Filter the entries below, keeping every line that has the word "used".

----- Items -----

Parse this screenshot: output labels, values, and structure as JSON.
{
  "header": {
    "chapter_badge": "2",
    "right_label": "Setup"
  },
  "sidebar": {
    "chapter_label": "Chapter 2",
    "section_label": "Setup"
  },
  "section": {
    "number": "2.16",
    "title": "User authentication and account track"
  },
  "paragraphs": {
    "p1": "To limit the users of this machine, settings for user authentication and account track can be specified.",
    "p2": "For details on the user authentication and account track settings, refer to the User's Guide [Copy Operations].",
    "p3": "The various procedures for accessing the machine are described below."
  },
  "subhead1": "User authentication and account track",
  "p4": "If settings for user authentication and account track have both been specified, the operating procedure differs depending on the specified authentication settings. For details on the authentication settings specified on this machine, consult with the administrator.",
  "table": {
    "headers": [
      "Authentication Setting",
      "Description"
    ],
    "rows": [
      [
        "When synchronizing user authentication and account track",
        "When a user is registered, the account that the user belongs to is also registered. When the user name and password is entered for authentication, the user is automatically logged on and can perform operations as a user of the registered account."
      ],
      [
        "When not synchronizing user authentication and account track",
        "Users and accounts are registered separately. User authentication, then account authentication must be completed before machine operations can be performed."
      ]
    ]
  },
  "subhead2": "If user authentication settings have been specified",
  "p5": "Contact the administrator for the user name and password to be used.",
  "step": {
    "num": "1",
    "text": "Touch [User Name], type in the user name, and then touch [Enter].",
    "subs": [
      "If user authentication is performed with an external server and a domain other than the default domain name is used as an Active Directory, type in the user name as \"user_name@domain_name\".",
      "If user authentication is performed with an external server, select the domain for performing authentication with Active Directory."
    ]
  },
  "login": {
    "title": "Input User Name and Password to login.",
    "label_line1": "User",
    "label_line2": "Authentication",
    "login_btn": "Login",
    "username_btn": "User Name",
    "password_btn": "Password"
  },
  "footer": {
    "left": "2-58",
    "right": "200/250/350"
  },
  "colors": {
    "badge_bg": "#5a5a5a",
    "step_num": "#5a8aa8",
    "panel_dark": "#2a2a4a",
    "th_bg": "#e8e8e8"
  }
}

-----

• **Task response**:
  "p5": "Contact the administrator for the user name and password to be used.",
      "If user authentication is performed with an external server and a domain other than the default domain name is used as an Active Directory, type in the user name as \"user_name@domain_name\".",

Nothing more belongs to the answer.